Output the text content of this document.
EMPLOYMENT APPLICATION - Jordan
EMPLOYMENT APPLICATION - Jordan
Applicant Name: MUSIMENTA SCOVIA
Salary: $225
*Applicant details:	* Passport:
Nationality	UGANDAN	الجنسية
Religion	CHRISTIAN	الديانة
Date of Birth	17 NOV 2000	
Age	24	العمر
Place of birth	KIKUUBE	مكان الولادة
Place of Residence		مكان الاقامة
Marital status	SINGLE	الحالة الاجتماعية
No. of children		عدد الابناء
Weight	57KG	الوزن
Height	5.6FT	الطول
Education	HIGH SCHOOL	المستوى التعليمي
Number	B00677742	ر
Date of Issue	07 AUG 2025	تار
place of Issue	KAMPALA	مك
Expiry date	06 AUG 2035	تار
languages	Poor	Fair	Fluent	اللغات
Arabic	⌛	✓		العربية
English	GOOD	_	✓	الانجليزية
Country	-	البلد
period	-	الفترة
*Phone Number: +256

◇ ◇ ◇ ◇ ◇

[Prompt]: Every entry needs to be retyped exactly.

[The reply]:
Output the text content of this document.
EMPLOYMENT APPLICATION - Jordan
EMPLOYMENT APPLICATION - Jordan
Applicant Name: MUSIMENTA SCOVIA
Salary: $225
*Applicant details:	* Passport:
Nationality	UGANDAN	الجنسية
Religion	CHRISTIAN	الديانة
Date of Birth	17 NOV 2000	
Age	24	العمر
Place of birth	KIKUUBE	مكان الولادة
Place of Residence		مكان الاقامة
Marital status	SINGLE	الحالة الاجتماعية
No. of children		عدد الابناء
Weight	57KG	الوزن
Height	5.6FT	الطول
Education	HIGH SCHOOL	المستوى التعليمي
Number	B00677742	ر
Date of Issue	07 AUG 2025	تار
place of Issue	KAMPALA	مك
Expiry date	06 AUG 2035	تار
languages	Poor	Fair	Fluent	اللغات
Arabic	⌛	✓		العربية
English	GOOD	_	✓	الانجليزية
Country	-	البلد
period	-	الفترة
*Phone Number: +256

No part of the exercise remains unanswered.